In the text about a personal recommendation system for news, list every conceptual choice that Jay and Dave are said to favor.

• _Text to read_
•••

Booting up a personal recommendation system for news

As I mentioned yesterday, I’m a big fan of ‘Rebooting the News’. That goes for both meanings: I love the podcast series by Jay Rosen and Dave Winer; and I’m also totally intrigued by the phenomenal transition of our system of news which is happening right under our noses.

In the 9-minute passage of RBTN 82 that I transcribed, our hosts talk about an idea that Dave put forward in a recent blog post, ‘Find me stuff that I’m interested in‘. It’s a discussion about the concepts of a personal recommendation system for news, on Dave’s part inspired by collaborative filtering technology which underpins Amazon’s personal product recommendations.

Not only do I agree with all the conceptual choices that Jay and Dave favor, – such as avoiding categories, using gestures, using feeds, looking at other users’ previous behavior, including information about authoring as well as consumption, including serendipity… – ; I have actually been thinking about these exact concepts for years.

•••

• _Given information_
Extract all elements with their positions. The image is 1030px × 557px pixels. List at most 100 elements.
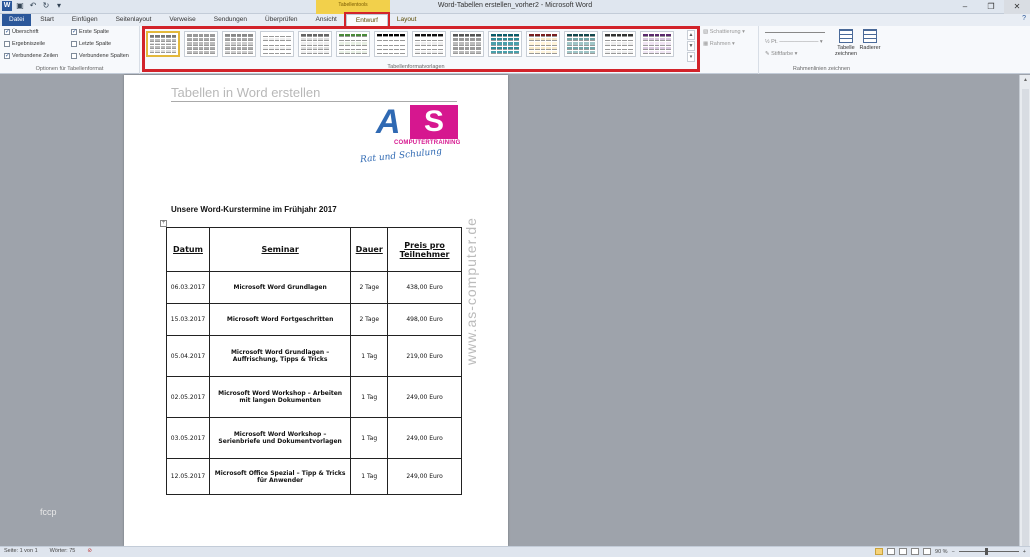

•••

• _Output for this task_
- Avoiding categories
- Using gestures
- Using feeds
- Looking at other users' previous behavior
- Including information about authoring as well as consumption
- Including serendipity